→ **Directions**: Go over the listing below line by line, and return each one holding the string "Namdaecheon".

→ **Given data**:

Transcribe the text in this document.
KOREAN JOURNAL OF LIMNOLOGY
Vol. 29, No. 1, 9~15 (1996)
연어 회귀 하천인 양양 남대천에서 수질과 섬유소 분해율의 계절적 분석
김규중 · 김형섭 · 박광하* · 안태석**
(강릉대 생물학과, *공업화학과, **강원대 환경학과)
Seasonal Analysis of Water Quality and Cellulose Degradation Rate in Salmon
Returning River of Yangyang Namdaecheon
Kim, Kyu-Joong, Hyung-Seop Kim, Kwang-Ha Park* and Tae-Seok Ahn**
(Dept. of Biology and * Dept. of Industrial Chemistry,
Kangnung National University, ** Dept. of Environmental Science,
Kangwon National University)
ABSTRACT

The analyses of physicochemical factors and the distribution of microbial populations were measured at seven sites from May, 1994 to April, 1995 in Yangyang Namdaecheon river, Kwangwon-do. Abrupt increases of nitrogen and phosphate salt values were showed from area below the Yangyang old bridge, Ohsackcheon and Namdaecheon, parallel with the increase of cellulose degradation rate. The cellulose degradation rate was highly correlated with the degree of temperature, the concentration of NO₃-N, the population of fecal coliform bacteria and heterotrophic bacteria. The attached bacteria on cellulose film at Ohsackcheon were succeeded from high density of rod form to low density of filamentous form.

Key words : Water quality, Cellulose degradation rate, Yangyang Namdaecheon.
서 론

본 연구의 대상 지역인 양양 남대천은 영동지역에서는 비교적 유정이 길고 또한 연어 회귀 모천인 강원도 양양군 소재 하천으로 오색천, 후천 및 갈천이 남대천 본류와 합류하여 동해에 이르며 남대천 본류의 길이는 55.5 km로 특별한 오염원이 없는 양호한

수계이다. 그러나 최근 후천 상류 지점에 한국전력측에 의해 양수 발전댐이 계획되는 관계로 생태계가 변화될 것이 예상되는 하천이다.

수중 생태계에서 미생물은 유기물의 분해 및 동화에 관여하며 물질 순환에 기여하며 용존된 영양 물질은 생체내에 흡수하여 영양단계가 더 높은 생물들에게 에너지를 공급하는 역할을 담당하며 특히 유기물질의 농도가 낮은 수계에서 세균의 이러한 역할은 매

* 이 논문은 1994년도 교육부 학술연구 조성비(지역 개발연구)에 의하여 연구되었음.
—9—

→ **Solution**:
Returning River of Yangyang Namdaecheon
The analyses of physicochemical factors and the distribution of microbial populations were measured at seven sites from May, 1994 to April, 1995 in Yangyang Namdaecheon river, Kwangwon-do. Abrupt increases of nitrogen and phosphate salt values were showed from area below the Yangyang old bridge, Ohsackcheon and Namdaecheon, parallel with the increase of cellulose degradation rate. The cellulose degradation rate was highly correlated with the degree of temperature, the concentration of NO₃-N, the population of fecal coliform bacteria and heterotrophic bacteria. The attached bacteria on cellulose film at Ohsackcheon were succeeded from high density of rod form to low density of filamentous form.
Key words : Water quality, Cellulose degradation rate, Yangyang Namdaecheon.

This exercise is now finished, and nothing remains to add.